### Given exercise
Every line below is to be quoted exactly, with nothing added or dropped.

↓

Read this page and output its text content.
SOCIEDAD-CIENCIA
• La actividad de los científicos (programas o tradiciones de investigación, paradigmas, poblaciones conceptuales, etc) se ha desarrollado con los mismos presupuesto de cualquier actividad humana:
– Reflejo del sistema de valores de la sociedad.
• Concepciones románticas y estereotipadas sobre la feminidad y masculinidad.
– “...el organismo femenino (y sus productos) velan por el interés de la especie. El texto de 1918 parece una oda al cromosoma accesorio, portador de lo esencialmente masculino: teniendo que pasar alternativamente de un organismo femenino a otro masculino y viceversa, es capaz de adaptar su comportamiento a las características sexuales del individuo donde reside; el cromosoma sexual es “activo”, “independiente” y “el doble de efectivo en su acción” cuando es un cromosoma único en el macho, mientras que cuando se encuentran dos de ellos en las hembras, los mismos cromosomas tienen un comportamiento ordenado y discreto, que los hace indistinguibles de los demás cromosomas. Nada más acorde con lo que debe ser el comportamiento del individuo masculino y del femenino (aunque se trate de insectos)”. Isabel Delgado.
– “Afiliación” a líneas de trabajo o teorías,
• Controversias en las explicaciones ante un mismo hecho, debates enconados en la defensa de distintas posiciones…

↑

### The response
Read this page and output its text content.
SOCIEDAD-CIENCIA
• La actividad de los científicos (programas o tradiciones de investigación, paradigmas, poblaciones conceptuales, etc) se ha desarrollado con los mismos presupuesto de cualquier actividad humana:
– Reflejo del sistema de valores de la sociedad.
• Concepciones románticas y estereotipadas sobre la feminidad y masculinidad.
– “...el organismo femenino (y sus productos) velan por el interés de la especie. El texto de 1918 parece una oda al cromosoma accesorio, portador de lo esencialmente masculino: teniendo que pasar alternativamente de un organismo femenino a otro masculino y viceversa, es capaz de adaptar su comportamiento a las características sexuales del individuo donde reside; el cromosoma sexual es “activo”, “independiente” y “el doble de efectivo en su acción” cuando es un cromosoma único en el macho, mientras que cuando se encuentran dos de ellos en las hembras, los mismos cromosomas tienen un comportamiento ordenado y discreto, que los hace indistinguibles de los demás cromosomas. Nada más acorde con lo que debe ser el comportamiento del individuo masculino y del femenino (aunque se trate de insectos)”. Isabel Delgado.
– “Afiliación” a líneas de trabajo o teorías,
• Controversias en las explicaciones ante un mismo hecho, debates enconados en la defensa de distintas posiciones…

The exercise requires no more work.